**Set exercise:**
Bring together all lines of the material below that contain the string "ffffff".

**Supplied entries:**
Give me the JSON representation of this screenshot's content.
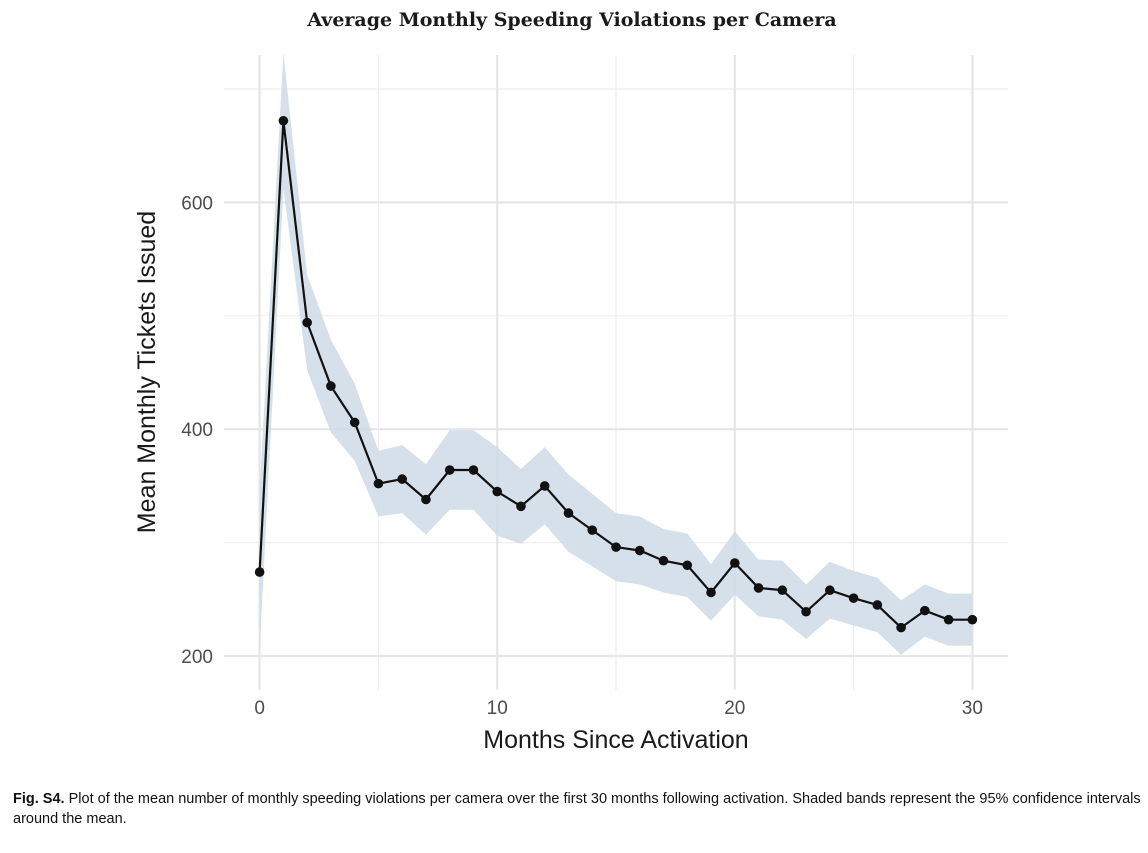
{
  "chart_data": {
    "type": "line",
    "title": "Average Monthly Speeding Violations per Camera",
    "xlabel": "Months Since Activation",
    "ylabel": "Mean Monthly Tickets Issued",
    "xlim": [
      -1.5,
      31.5
    ],
    "ylim": [
      170,
      730
    ],
    "xticks": [
      0,
      10,
      20,
      30
    ],
    "yticks": [
      200,
      400,
      600
    ],
    "x_minor": [
      5,
      15,
      25
    ],
    "y_minor": [
      300,
      500,
      700
    ],
    "series": [
      {
        "name": "Mean",
        "x": [
          0,
          1,
          2,
          3,
          4,
          5,
          6,
          7,
          8,
          9,
          10,
          11,
          12,
          13,
          14,
          15,
          16,
          17,
          18,
          19,
          20,
          21,
          22,
          23,
          24,
          25,
          26,
          27,
          28,
          29,
          30
        ],
        "values": [
          274,
          672,
          494,
          438,
          406,
          352,
          356,
          338,
          364,
          364,
          345,
          332,
          350,
          326,
          311,
          296,
          293,
          284,
          280,
          256,
          282,
          260,
          258,
          239,
          258,
          251,
          245,
          225,
          240,
          232,
          232
        ],
        "ci_lower": [
          205,
          612,
          452,
          397,
          372,
          323,
          326,
          307,
          329,
          329,
          306,
          299,
          316,
          292,
          279,
          266,
          263,
          256,
          252,
          231,
          254,
          235,
          232,
          215,
          233,
          227,
          221,
          201,
          217,
          209,
          209
        ],
        "ci_upper": [
          345,
          732,
          536,
          479,
          440,
          381,
          386,
          369,
          399,
          399,
          384,
          365,
          384,
          360,
          343,
          326,
          323,
          312,
          308,
          281,
          310,
          285,
          284,
          263,
          283,
          275,
          269,
          249,
          263,
          255,
          255
        ]
      }
    ]
  },
  "caption": {
    "label": "Fig. S4.",
    "text": "Plot of the mean number of monthly speeding violations per camera over the first 30 months following activation. Shaded bands represent the 95% confidence intervals around the mean."
  },
  "colors": {
    "line": "#111111",
    "point": "#111111",
    "band": "#cfdbe8"
  }
}
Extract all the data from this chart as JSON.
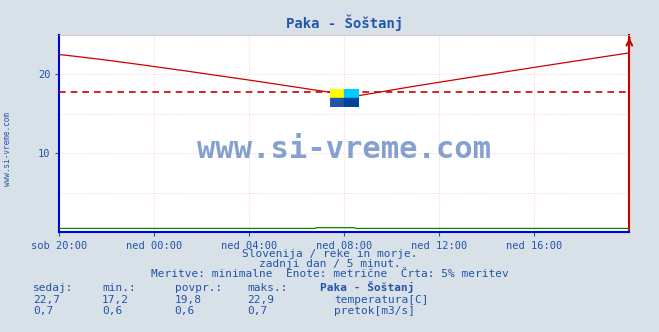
{
  "title": "Paka - Šoštanj",
  "bg_color": "#d8e0e8",
  "plot_bg_color": "#ffffff",
  "grid_h_color": "#ffcccc",
  "grid_v_color": "#ffcccc",
  "x_labels": [
    "sob 20:00",
    "ned 00:00",
    "ned 04:00",
    "ned 08:00",
    "ned 12:00",
    "ned 16:00"
  ],
  "ylim": [
    0,
    25
  ],
  "yticks": [
    10,
    20
  ],
  "temp_color": "#cc0000",
  "flow_color": "#008800",
  "avg_color": "#cc0000",
  "avg_value": 19.8,
  "avg_scaled": 17.8,
  "spine_left_color": "#0000dd",
  "spine_bottom_color": "#0000dd",
  "spine_right_color": "#cc0000",
  "spine_top_color": "#cccccc",
  "watermark_text": "www.si-vreme.com",
  "watermark_color": "#2255aa",
  "watermark_alpha": 0.55,
  "watermark_fontsize": 22,
  "logo_colors": [
    "#ffff00",
    "#00ccff",
    "#2255aa",
    "#004499"
  ],
  "side_label": "www.si-vreme.com",
  "side_label_color": "#2255aa",
  "subtitle1": "Slovenija / reke in morje.",
  "subtitle2": "zadnji dan / 5 minut.",
  "subtitle3": "Meritve: minimalne  Enote: metrične  Črta: 5% meritev",
  "subtitle_color": "#2255aa",
  "subtitle_fontsize": 8,
  "table_headers": [
    "sedaj:",
    "min.:",
    "povpr.:",
    "maks.:",
    "Paka - Šoštanj"
  ],
  "table_row1": [
    "22,7",
    "17,2",
    "19,8",
    "22,9",
    "temperatura[C]"
  ],
  "table_row2": [
    "0,7",
    "0,6",
    "0,6",
    "0,7",
    "pretok[m3/s]"
  ],
  "table_color": "#2255aa",
  "table_fontsize": 8,
  "temp_color_sq": "#cc0000",
  "flow_color_sq": "#008800",
  "n_points": 289
}
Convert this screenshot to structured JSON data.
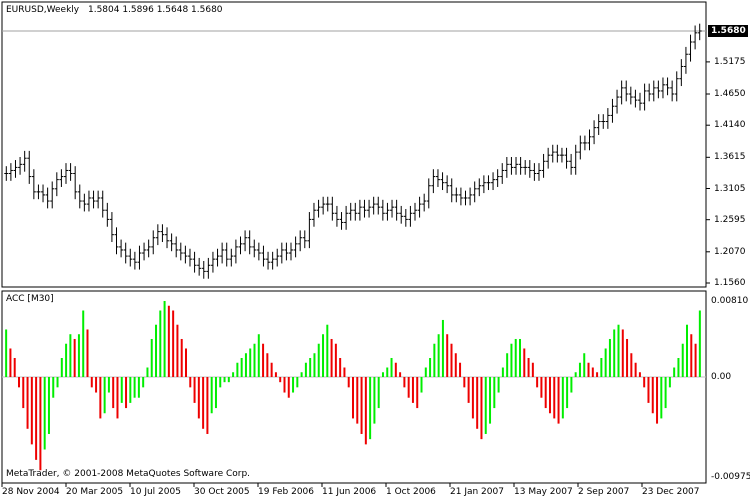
{
  "price_panel": {
    "symbol_label": "EURUSD,Weekly",
    "ohlc": "1.5804 1.5896 1.5648 1.5680",
    "last_price_tag": "1.5680"
  },
  "indicator_panel": {
    "title": "ACC [M30]"
  },
  "copyright": "MetaTrader, © 2001-2008 MetaQuotes Software Corp.",
  "colors": {
    "up_bar": "#00ee00",
    "down_bar": "#ee0000",
    "price_bar": "#000000",
    "background": "#ffffff"
  },
  "chart_data": [
    {
      "type": "bar",
      "subtype": "ohlc",
      "title": "EURUSD,Weekly",
      "ylim": [
        1.156,
        1.568
      ],
      "y_ticks": [
        "1.5680",
        "1.5175",
        "1.4650",
        "1.4140",
        "1.3615",
        "1.3105",
        "1.2595",
        "1.2070",
        "1.1560"
      ],
      "x_ticks": [
        "28 Nov 2004",
        "20 Mar 2005",
        "10 Jul 2005",
        "30 Oct 2005",
        "19 Feb 2006",
        "11 Jun 2006",
        "1 Oct 2006",
        "21 Jan 2007",
        "13 May 2007",
        "2 Sep 2007",
        "23 Dec 2007"
      ],
      "close_series": [
        1.335,
        1.34,
        1.345,
        1.35,
        1.36,
        1.33,
        1.305,
        1.305,
        1.3,
        1.29,
        1.31,
        1.325,
        1.33,
        1.34,
        1.335,
        1.305,
        1.29,
        1.285,
        1.295,
        1.29,
        1.295,
        1.275,
        1.26,
        1.235,
        1.215,
        1.21,
        1.2,
        1.195,
        1.19,
        1.205,
        1.21,
        1.215,
        1.23,
        1.24,
        1.235,
        1.225,
        1.22,
        1.21,
        1.205,
        1.2,
        1.195,
        1.185,
        1.18,
        1.175,
        1.185,
        1.195,
        1.2,
        1.21,
        1.195,
        1.2,
        1.215,
        1.22,
        1.23,
        1.215,
        1.21,
        1.205,
        1.195,
        1.19,
        1.195,
        1.2,
        1.21,
        1.205,
        1.21,
        1.22,
        1.23,
        1.225,
        1.26,
        1.275,
        1.28,
        1.285,
        1.285,
        1.27,
        1.26,
        1.255,
        1.27,
        1.275,
        1.27,
        1.28,
        1.275,
        1.28,
        1.285,
        1.28,
        1.27,
        1.275,
        1.28,
        1.27,
        1.265,
        1.26,
        1.27,
        1.275,
        1.285,
        1.29,
        1.315,
        1.33,
        1.325,
        1.32,
        1.315,
        1.3,
        1.3,
        1.295,
        1.295,
        1.3,
        1.31,
        1.315,
        1.32,
        1.32,
        1.325,
        1.33,
        1.34,
        1.35,
        1.345,
        1.35,
        1.345,
        1.345,
        1.34,
        1.335,
        1.34,
        1.355,
        1.365,
        1.37,
        1.365,
        1.365,
        1.355,
        1.345,
        1.37,
        1.385,
        1.385,
        1.395,
        1.41,
        1.42,
        1.42,
        1.43,
        1.445,
        1.46,
        1.475,
        1.465,
        1.46,
        1.455,
        1.45,
        1.47,
        1.465,
        1.475,
        1.47,
        1.48,
        1.475,
        1.465,
        1.49,
        1.51,
        1.53,
        1.55,
        1.565,
        1.568
      ]
    },
    {
      "type": "bar",
      "subtype": "histogram",
      "title": "ACC [M30]",
      "ylim": [
        -0.00975,
        0.0081
      ],
      "y_ticks": [
        "0.00810",
        "0.00",
        "-0.00975"
      ],
      "values": [
        0.005,
        0.003,
        0.002,
        -0.001,
        -0.003,
        -0.005,
        -0.0065,
        -0.008,
        -0.009,
        -0.007,
        -0.0055,
        -0.002,
        -0.001,
        0.002,
        0.0035,
        0.0045,
        0.004,
        0.0045,
        0.007,
        0.005,
        -0.001,
        -0.0015,
        -0.004,
        -0.0035,
        -0.0015,
        -0.003,
        -0.004,
        -0.0025,
        -0.003,
        -0.0025,
        -0.002,
        -0.002,
        -0.001,
        0.001,
        0.004,
        0.0055,
        0.007,
        0.008,
        0.0075,
        0.007,
        0.0055,
        0.004,
        0.003,
        -0.001,
        -0.0025,
        -0.004,
        -0.005,
        -0.0055,
        -0.0035,
        -0.003,
        -0.001,
        -0.0005,
        -0.0005,
        0.0005,
        0.0015,
        0.002,
        0.0025,
        0.003,
        0.0035,
        0.0045,
        0.0035,
        0.0025,
        0.0015,
        0.0005,
        -0.0005,
        -0.0015,
        -0.002,
        -0.0015,
        -0.001,
        0.0005,
        0.0015,
        0.002,
        0.0025,
        0.0035,
        0.0045,
        0.0055,
        0.004,
        0.0035,
        0.002,
        0.001,
        -0.001,
        -0.004,
        -0.0045,
        -0.0055,
        -0.0065,
        -0.006,
        -0.0045,
        -0.003,
        0.0005,
        0.001,
        0.002,
        0.0015,
        0.0005,
        -0.001,
        -0.002,
        -0.0025,
        -0.003,
        -0.0015,
        0.001,
        0.002,
        0.0035,
        0.0045,
        0.006,
        0.0045,
        0.0035,
        0.0025,
        0.0015,
        -0.001,
        -0.0025,
        -0.004,
        -0.005,
        -0.006,
        -0.0055,
        -0.0045,
        -0.003,
        -0.0015,
        0.001,
        0.0025,
        0.0035,
        0.004,
        0.004,
        0.003,
        0.002,
        0.0015,
        -0.001,
        -0.002,
        -0.003,
        -0.0035,
        -0.004,
        -0.0045,
        -0.004,
        -0.003,
        -0.0015,
        0.0005,
        0.0015,
        0.0025,
        0.0015,
        0.001,
        0.0005,
        0.002,
        0.003,
        0.004,
        0.005,
        0.0055,
        0.005,
        0.004,
        0.0025,
        0.0015,
        0.0005,
        -0.001,
        -0.0025,
        -0.0035,
        -0.0045,
        -0.004,
        -0.003,
        -0.001,
        0.001,
        0.002,
        0.0035,
        0.0055,
        0.0045,
        0.0035,
        0.007
      ]
    }
  ]
}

**The solution:**
  "plot_bg_color": "#ffffff",
    "background": "#ffffff"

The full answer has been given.